==== Data extract
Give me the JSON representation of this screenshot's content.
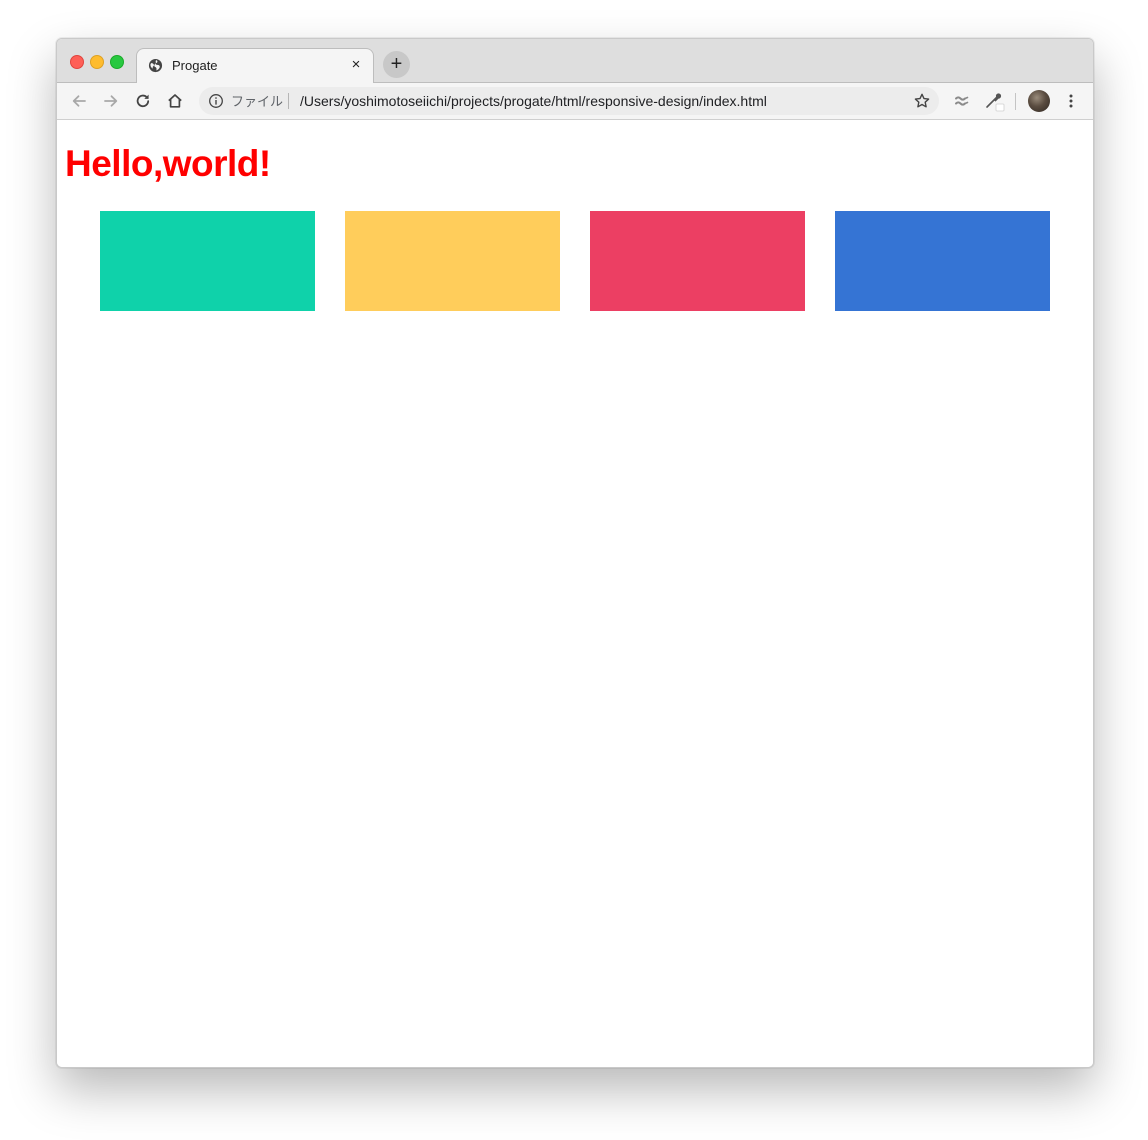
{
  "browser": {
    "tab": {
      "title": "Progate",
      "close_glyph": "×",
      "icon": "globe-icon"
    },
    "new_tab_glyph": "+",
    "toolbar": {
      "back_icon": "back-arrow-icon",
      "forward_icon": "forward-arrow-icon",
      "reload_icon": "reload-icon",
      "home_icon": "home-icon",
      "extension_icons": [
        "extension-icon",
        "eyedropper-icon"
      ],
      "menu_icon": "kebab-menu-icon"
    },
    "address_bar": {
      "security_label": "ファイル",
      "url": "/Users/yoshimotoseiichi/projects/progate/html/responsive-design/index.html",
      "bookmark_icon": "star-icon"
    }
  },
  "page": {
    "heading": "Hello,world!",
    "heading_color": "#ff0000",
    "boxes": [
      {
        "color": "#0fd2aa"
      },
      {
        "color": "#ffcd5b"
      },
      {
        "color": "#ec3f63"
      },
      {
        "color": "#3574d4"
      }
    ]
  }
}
========
- [Problem to work on]
The records above need to be restated word for word, with the pictures left out.

- [Output of the task]
Give me the JSON representation of this screenshot's content.
{
  "browser": {
    "tab": {
      "title": "Progate",
      "close_glyph": "×",
      "icon": "globe-icon"
    },
    "new_tab_glyph": "+",
    "toolbar": {
      "back_icon": "back-arrow-icon",
      "forward_icon": "forward-arrow-icon",
      "reload_icon": "reload-icon",
      "home_icon": "home-icon",
      "extension_icons": [
        "extension-icon",
        "eyedropper-icon"
      ],
      "menu_icon": "kebab-menu-icon"
    },
    "address_bar": {
      "security_label": "ファイル",
      "url": "/Users/yoshimotoseiichi/projects/progate/html/responsive-design/index.html",
      "bookmark_icon": "star-icon"
    }
  },
  "page": {
    "heading": "Hello,world!",
    "heading_color": "#ff0000",
    "boxes": [
      {
        "color": "#0fd2aa"
      },
      {
        "color": "#ffcd5b"
      },
      {
        "color": "#ec3f63"
      },
      {
        "color": "#3574d4"
      }
    ]
  }
}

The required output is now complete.